= Text shown =
------------------------------------------------------------
Stata for Students: Creating Variables

This article is part of the Stata for Students series. If you are new to Stata we strongly recommend reading all the articles in the Stata Basics section.

In this article you'll learn how to create new variables and change existing variables.

Assuming you created an SFS folder while reading Managing Stata Files, go to that folder and create a new do file called newvars.do. Start with the usual setting up (see Doing Your Work Using Do Files):

capture log close
log using newvars.log, replace

clear all
set more off

use gss_sample

// do work here

log close

Generate and Replace

You create a new variable in Stata using the generate command, usually abbreviated gen. You can change the value of an existing variable using replace. Since replace can destroy data, it has no abbreviation. The basic syntax is the same for both commands:

gen variable=something
replace variable=something

The something you're setting the variable to will be the result of some math, but it can be really simple math, like a single number.

The gen and replace commands will often have if conditions. With gen, an observation that doesn't meet the if condition will not get a value for the new variable—it will be missing instead. With replace, an observation that doesn't meet the if condition is left unchanged.

Recoding with Generate and Replace

Let's turn the educ variable ("HIGHEST YEAR OF SCHOOL COMPLETED") into a categorical variable edu_cat, with the categories "Less than High School", "High School", "Some College", "Bachelors", and "Advanced". You'll need an initial gen command to create the new variable and handle one of the categories, and a replace command for each of the remaining categories. if conditions ensure that each respondent gets the right value of edu_cat based on its value of educ.
------------------------------------------------------------
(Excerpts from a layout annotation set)
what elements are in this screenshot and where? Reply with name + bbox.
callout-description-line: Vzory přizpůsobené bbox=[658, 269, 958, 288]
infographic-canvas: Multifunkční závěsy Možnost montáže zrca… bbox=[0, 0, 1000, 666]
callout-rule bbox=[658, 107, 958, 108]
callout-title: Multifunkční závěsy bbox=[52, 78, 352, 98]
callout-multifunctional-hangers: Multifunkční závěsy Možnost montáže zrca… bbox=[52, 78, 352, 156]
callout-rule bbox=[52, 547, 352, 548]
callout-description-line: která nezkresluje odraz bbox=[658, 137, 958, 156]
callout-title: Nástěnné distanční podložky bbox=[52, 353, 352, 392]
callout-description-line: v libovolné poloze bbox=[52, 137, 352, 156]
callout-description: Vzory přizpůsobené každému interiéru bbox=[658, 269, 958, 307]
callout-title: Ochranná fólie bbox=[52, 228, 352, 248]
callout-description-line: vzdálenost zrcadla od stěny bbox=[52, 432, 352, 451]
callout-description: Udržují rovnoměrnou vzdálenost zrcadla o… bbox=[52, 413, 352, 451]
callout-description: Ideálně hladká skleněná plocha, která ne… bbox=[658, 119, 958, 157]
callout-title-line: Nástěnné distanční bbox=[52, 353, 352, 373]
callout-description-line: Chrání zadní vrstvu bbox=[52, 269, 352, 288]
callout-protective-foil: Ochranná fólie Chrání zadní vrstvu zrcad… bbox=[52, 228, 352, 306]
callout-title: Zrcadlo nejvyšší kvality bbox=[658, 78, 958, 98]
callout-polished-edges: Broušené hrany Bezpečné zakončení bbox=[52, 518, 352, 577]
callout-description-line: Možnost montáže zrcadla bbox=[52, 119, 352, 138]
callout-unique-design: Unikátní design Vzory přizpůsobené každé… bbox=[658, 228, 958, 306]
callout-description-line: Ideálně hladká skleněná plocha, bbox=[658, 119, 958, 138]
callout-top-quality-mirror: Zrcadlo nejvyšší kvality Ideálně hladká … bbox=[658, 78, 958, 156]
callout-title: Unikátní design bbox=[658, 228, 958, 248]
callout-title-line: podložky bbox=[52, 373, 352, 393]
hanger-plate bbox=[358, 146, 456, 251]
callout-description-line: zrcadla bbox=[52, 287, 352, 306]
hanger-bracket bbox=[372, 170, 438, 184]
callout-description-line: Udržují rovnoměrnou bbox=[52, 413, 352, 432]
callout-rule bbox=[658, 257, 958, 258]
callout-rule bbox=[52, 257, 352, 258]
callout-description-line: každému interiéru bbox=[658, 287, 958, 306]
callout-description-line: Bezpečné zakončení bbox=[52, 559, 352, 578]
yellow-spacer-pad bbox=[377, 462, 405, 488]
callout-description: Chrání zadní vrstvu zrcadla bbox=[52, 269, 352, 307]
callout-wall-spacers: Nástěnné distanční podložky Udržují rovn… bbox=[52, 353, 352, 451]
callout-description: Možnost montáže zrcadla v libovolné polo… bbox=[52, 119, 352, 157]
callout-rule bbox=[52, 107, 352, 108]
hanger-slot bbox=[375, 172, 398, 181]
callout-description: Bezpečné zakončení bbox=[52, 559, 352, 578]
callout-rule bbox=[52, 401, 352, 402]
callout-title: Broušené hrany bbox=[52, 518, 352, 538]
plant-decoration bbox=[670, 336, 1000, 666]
------------------------------------------------------------
= Your objective =
In the text on creating variables in Stata, why does the replace command have no abbreviation? The listing is drawn from a separate source.

= Result below =
Because replace can destroy data.